* Objective
Find each line with the string "name" and copy it.
====== Material supplied ======
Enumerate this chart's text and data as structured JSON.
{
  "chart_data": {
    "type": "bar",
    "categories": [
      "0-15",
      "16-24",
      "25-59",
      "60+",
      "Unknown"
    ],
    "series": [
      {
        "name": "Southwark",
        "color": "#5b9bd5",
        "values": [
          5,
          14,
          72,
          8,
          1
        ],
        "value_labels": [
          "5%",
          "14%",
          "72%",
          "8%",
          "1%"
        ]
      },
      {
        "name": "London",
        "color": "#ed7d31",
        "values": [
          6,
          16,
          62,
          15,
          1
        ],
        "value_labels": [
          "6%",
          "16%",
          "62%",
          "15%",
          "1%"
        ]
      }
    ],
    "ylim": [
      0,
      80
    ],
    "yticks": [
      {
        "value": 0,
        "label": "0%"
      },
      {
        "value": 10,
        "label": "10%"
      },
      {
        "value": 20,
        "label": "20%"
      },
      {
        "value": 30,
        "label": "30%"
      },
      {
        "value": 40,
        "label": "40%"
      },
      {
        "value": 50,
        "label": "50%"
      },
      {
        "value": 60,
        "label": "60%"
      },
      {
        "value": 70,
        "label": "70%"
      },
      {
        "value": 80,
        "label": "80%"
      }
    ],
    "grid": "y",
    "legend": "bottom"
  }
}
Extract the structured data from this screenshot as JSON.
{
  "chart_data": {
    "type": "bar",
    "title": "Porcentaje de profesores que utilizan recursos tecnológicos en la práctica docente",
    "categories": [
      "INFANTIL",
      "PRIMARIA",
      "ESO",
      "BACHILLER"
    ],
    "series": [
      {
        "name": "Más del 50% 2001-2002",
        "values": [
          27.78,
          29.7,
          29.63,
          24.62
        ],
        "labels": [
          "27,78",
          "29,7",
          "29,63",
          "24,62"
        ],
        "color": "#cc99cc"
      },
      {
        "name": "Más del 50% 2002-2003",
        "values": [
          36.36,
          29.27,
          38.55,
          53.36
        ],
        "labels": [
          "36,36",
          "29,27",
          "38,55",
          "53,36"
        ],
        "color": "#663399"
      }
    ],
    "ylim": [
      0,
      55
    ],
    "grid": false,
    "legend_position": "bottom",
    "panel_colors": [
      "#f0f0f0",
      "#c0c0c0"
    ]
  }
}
======
* Answer to the task
        "name": "Southwark",
        "name": "London",
        "name": "Más del 50% 2001-2002",
        "name": "Más del 50% 2002-2003",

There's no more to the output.